◆ **What needs to be done**
Filter the lines below, copying only those with the string "Delhi".

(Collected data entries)
____________________

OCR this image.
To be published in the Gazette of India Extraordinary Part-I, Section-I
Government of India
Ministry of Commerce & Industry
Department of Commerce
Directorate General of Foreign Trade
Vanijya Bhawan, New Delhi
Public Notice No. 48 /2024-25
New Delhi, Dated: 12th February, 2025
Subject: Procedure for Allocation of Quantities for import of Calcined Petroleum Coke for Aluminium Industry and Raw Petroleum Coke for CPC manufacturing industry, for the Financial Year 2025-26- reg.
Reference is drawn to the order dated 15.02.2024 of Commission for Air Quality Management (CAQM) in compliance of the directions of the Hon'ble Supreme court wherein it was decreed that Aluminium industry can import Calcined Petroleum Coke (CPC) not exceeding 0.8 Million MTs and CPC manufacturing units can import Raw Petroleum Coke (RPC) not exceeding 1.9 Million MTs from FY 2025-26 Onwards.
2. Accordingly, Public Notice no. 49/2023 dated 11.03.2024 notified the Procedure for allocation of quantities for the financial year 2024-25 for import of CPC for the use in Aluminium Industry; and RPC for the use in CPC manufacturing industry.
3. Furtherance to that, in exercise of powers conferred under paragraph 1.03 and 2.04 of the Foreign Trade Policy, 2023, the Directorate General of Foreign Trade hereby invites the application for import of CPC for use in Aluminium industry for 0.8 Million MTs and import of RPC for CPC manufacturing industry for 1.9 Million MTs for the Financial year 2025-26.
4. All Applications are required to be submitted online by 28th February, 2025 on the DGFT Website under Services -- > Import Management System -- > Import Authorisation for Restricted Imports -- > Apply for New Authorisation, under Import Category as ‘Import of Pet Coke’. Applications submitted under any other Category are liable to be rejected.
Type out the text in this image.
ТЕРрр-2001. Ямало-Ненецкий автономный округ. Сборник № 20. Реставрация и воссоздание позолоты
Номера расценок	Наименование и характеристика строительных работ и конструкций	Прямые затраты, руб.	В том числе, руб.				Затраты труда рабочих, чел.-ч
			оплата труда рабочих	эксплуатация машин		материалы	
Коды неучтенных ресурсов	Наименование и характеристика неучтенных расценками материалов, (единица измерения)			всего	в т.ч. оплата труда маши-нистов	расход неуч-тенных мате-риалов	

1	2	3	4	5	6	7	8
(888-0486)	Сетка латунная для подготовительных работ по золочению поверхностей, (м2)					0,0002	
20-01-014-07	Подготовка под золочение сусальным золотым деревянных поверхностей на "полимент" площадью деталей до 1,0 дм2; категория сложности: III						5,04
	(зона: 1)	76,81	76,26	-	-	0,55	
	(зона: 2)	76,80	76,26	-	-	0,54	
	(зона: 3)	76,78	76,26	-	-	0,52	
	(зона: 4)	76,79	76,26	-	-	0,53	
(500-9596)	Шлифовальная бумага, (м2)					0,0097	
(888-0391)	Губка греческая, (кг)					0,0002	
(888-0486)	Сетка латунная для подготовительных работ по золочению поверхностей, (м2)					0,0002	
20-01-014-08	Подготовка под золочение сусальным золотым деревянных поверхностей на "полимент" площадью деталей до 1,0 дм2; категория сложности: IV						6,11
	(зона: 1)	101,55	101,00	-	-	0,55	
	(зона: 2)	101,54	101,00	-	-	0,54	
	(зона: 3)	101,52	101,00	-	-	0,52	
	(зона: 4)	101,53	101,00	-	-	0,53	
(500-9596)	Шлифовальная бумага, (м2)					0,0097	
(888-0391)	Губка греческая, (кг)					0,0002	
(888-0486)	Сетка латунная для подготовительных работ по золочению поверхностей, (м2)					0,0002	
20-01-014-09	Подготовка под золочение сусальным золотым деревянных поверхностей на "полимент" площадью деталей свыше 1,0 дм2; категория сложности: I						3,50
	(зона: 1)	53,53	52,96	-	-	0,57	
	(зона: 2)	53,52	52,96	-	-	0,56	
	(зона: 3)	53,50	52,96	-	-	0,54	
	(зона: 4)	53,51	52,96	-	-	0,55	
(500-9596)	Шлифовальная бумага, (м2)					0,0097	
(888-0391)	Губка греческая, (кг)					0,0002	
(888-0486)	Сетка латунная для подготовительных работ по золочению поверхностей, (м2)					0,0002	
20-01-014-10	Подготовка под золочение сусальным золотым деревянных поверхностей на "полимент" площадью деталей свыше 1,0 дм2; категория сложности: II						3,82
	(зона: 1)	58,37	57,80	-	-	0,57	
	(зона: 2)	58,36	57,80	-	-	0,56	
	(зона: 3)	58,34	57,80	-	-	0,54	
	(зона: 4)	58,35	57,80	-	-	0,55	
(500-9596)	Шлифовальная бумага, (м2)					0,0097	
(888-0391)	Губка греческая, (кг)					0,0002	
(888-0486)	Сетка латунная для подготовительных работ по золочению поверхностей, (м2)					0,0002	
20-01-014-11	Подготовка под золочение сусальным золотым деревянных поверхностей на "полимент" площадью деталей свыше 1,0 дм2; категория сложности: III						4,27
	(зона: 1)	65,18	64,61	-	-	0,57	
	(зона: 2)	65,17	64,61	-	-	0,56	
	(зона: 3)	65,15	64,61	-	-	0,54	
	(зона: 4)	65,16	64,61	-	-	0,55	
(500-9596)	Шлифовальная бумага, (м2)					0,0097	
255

____________________

◆ **Completed task**
Vanijya Bhawan, New Delhi
New Delhi, Dated: 12th February, 2025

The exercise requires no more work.